=== Provided entries ===
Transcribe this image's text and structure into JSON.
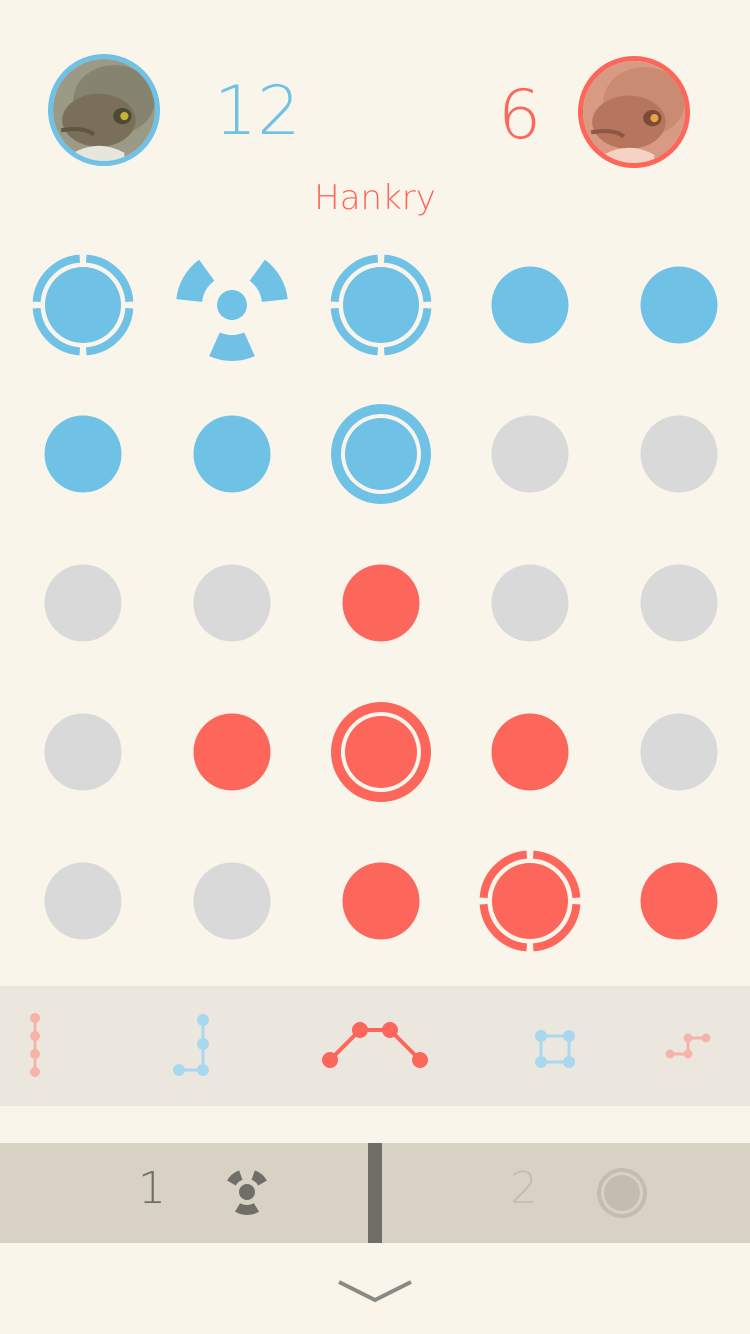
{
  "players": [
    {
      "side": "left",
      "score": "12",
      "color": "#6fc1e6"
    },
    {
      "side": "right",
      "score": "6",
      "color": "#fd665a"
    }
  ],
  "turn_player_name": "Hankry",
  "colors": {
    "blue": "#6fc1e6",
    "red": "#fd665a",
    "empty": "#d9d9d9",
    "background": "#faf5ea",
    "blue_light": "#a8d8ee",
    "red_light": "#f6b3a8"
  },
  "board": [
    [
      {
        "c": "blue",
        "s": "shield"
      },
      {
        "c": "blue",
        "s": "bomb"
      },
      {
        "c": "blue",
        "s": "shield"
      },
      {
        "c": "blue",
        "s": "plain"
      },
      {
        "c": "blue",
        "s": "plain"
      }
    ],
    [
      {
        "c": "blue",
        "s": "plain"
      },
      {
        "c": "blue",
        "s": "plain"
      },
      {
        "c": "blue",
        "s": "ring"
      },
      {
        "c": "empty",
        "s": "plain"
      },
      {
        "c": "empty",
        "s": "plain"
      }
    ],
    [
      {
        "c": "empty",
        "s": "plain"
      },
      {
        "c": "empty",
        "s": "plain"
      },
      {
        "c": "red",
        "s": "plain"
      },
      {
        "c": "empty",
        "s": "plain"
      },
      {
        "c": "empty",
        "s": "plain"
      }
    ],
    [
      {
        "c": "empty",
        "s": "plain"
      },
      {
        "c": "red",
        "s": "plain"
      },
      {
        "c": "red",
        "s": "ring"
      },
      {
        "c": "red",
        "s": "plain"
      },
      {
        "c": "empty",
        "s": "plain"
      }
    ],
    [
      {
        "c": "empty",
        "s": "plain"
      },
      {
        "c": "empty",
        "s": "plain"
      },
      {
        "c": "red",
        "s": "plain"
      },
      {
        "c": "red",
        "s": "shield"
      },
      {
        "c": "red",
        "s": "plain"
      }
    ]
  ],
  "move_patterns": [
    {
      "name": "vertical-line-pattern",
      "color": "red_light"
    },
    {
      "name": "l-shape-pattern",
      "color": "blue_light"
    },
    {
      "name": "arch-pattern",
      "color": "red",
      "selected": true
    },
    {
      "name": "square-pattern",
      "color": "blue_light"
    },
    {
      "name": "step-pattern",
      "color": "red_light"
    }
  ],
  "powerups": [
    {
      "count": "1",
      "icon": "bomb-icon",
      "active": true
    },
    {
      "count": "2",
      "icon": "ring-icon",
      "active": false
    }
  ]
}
===
*Stated exercise*
Make an exact copy of the listing above. Do not include the pictures.

*Expected answer*
Transcribe this image's text and structure into JSON.
{
  "players": [
    {
      "side": "left",
      "score": "12",
      "color": "#6fc1e6"
    },
    {
      "side": "right",
      "score": "6",
      "color": "#fd665a"
    }
  ],
  "turn_player_name": "Hankry",
  "colors": {
    "blue": "#6fc1e6",
    "red": "#fd665a",
    "empty": "#d9d9d9",
    "background": "#faf5ea",
    "blue_light": "#a8d8ee",
    "red_light": "#f6b3a8"
  },
  "board": [
    [
      {
        "c": "blue",
        "s": "shield"
      },
      {
        "c": "blue",
        "s": "bomb"
      },
      {
        "c": "blue",
        "s": "shield"
      },
      {
        "c": "blue",
        "s": "plain"
      },
      {
        "c": "blue",
        "s": "plain"
      }
    ],
    [
      {
        "c": "blue",
        "s": "plain"
      },
      {
        "c": "blue",
        "s": "plain"
      },
      {
        "c": "blue",
        "s": "ring"
      },
      {
        "c": "empty",
        "s": "plain"
      },
      {
        "c": "empty",
        "s": "plain"
      }
    ],
    [
      {
        "c": "empty",
        "s": "plain"
      },
      {
        "c": "empty",
        "s": "plain"
      },
      {
        "c": "red",
        "s": "plain"
      },
      {
        "c": "empty",
        "s": "plain"
      },
      {
        "c": "empty",
        "s": "plain"
      }
    ],
    [
      {
        "c": "empty",
        "s": "plain"
      },
      {
        "c": "red",
        "s": "plain"
      },
      {
        "c": "red",
        "s": "ring"
      },
      {
        "c": "red",
        "s": "plain"
      },
      {
        "c": "empty",
        "s": "plain"
      }
    ],
    [
      {
        "c": "empty",
        "s": "plain"
      },
      {
        "c": "empty",
        "s": "plain"
      },
      {
        "c": "red",
        "s": "plain"
      },
      {
        "c": "red",
        "s": "shield"
      },
      {
        "c": "red",
        "s": "plain"
      }
    ]
  ],
  "move_patterns": [
    {
      "name": "vertical-line-pattern",
      "color": "red_light"
    },
    {
      "name": "l-shape-pattern",
      "color": "blue_light"
    },
    {
      "name": "arch-pattern",
      "color": "red",
      "selected": true
    },
    {
      "name": "square-pattern",
      "color": "blue_light"
    },
    {
      "name": "step-pattern",
      "color": "red_light"
    }
  ],
  "powerups": [
    {
      "count": "1",
      "icon": "bomb-icon",
      "active": true
    },
    {
      "count": "2",
      "icon": "ring-icon",
      "active": false
    }
  ]
}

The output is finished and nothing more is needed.